§ **EXERCISE INSTRUCTIONS**
Write out the data below word for word, beginning at the line that has "day-number: 22 <box>645 313 657 325</box>" and stopping after the line that has "day-number: 4 <box>564 628 570 639</box>".

§ **SUPPLIED DATA**

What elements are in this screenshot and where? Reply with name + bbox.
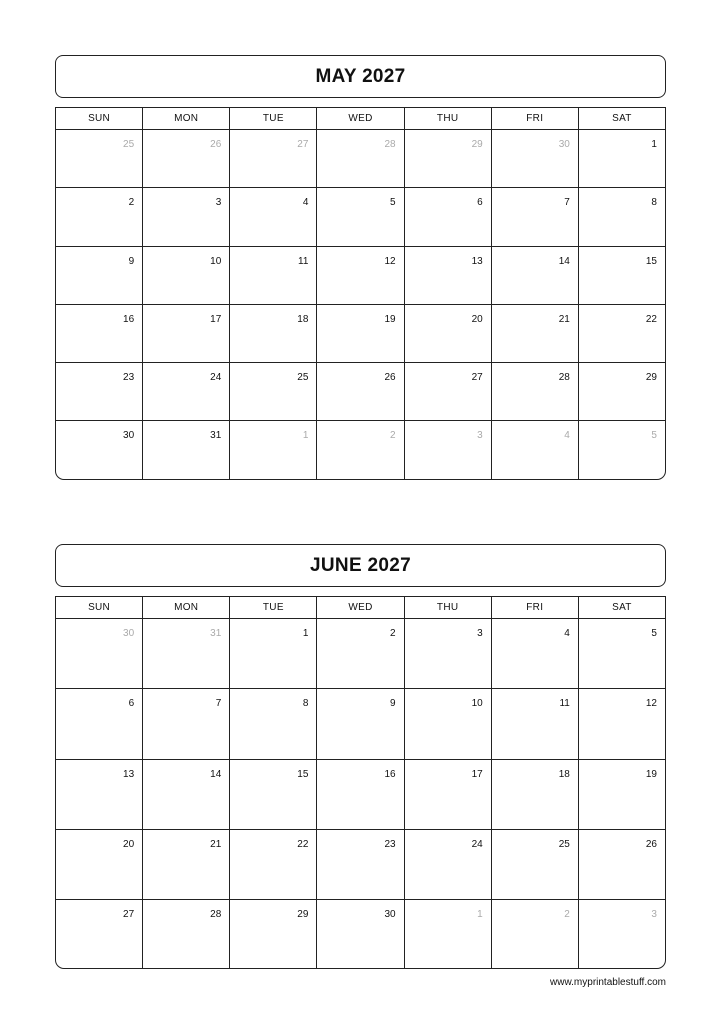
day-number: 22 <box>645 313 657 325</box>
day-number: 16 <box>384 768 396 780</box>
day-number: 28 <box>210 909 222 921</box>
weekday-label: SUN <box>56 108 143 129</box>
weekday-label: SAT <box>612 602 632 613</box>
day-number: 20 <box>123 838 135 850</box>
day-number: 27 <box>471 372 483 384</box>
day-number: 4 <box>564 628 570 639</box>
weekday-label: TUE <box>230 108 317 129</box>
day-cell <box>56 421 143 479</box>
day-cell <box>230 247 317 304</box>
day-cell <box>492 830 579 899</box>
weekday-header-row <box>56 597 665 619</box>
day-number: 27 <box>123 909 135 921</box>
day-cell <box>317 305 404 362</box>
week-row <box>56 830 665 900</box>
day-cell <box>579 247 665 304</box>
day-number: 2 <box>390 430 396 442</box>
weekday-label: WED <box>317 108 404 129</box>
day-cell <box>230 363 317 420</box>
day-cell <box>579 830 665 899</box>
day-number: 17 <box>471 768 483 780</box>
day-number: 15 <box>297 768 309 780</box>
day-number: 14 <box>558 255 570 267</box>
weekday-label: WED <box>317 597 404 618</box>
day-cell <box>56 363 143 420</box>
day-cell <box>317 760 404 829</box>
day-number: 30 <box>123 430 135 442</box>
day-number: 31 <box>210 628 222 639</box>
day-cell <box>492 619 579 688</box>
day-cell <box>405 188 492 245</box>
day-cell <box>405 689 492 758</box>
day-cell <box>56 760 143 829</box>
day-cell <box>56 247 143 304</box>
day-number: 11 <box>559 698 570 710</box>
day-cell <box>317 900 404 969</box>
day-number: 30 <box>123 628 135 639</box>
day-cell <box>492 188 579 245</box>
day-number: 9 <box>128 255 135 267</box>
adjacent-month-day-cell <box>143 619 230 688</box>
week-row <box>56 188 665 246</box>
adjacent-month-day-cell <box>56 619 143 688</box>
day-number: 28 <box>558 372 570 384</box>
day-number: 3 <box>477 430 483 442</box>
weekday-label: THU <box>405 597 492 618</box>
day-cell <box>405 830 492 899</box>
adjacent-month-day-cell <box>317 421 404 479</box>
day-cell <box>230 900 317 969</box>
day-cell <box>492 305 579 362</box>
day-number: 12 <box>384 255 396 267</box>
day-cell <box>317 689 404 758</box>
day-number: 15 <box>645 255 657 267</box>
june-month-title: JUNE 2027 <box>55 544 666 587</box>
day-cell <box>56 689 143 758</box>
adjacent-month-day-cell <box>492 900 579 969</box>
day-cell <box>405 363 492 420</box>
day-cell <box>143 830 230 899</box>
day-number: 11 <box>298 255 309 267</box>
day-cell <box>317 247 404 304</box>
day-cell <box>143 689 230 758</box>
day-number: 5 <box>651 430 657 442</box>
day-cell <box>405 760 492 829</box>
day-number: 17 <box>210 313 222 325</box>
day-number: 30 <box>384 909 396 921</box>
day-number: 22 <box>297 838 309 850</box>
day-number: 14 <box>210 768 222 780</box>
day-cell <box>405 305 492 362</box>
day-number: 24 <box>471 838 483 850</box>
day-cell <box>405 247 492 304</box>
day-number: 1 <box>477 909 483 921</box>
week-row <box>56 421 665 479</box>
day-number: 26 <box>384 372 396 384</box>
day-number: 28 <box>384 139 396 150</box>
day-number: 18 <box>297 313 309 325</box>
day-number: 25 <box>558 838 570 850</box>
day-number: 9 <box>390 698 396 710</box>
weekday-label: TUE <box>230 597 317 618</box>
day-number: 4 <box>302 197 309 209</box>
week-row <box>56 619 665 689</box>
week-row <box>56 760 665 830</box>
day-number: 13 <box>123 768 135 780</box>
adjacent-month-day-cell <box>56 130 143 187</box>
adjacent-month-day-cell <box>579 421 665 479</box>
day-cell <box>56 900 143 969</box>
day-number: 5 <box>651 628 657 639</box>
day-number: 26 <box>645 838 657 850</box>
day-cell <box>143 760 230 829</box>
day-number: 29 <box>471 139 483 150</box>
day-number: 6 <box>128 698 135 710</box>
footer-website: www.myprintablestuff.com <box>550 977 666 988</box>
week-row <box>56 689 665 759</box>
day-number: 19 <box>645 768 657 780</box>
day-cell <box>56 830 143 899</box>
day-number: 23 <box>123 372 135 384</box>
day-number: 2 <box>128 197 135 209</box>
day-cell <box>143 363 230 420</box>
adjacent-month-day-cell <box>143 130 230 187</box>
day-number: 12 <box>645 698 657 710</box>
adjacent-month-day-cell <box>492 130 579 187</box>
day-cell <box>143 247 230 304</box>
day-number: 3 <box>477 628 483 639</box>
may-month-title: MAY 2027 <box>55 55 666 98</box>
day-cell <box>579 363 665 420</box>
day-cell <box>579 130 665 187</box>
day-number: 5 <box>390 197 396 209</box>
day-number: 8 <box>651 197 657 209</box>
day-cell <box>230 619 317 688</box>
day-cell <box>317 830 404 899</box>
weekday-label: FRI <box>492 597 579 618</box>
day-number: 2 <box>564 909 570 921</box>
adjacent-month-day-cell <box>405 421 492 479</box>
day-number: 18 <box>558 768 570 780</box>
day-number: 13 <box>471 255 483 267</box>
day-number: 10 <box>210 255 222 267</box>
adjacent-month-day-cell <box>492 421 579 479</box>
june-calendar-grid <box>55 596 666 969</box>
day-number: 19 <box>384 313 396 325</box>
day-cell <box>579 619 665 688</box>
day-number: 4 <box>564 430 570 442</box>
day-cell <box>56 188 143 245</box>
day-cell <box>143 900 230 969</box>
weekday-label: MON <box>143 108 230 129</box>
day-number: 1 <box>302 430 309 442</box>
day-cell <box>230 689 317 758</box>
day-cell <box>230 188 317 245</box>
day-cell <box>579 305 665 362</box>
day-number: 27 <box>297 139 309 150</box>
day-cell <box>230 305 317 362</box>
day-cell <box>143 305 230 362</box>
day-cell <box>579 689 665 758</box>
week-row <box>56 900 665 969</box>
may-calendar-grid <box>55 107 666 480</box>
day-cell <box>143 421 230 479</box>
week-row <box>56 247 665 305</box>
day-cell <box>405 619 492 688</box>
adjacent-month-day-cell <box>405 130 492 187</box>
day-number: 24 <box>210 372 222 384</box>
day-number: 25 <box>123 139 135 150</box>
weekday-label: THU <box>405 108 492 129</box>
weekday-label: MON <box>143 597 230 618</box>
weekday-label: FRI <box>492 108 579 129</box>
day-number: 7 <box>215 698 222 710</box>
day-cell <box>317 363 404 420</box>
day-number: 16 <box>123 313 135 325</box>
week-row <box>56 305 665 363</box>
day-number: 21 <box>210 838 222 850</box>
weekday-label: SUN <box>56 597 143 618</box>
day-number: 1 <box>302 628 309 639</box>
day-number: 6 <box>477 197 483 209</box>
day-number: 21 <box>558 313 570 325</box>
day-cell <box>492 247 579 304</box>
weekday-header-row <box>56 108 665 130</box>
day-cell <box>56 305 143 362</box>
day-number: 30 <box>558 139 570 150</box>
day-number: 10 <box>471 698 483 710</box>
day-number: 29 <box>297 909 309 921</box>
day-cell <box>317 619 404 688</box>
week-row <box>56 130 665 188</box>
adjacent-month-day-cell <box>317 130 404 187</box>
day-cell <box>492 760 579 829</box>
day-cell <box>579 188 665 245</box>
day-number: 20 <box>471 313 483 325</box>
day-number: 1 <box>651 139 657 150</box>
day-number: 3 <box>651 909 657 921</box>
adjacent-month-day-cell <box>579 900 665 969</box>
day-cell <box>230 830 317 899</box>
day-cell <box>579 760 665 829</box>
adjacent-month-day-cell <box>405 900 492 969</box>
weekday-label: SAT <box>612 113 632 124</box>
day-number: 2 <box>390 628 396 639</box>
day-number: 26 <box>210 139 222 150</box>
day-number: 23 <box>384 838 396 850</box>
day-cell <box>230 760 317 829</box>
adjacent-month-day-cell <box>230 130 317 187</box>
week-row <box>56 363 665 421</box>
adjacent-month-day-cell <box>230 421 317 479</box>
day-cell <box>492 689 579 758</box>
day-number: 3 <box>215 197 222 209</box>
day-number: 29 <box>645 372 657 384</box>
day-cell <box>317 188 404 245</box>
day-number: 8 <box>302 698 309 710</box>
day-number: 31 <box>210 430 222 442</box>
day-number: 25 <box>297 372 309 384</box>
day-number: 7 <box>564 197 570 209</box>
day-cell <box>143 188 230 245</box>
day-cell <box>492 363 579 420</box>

§ **SOLUTION**
day-number: 22 <box>645 313 657 325</box>
day-number: 16 <box>384 768 396 780</box>
day-number: 28 <box>210 909 222 921</box>
weekday-label: SUN <box>56 108 143 129</box>
weekday-label: SAT <box>612 602 632 613</box>
day-number: 20 <box>123 838 135 850</box>
day-number: 27 <box>471 372 483 384</box>
day-number: 4 <box>564 628 570 639</box>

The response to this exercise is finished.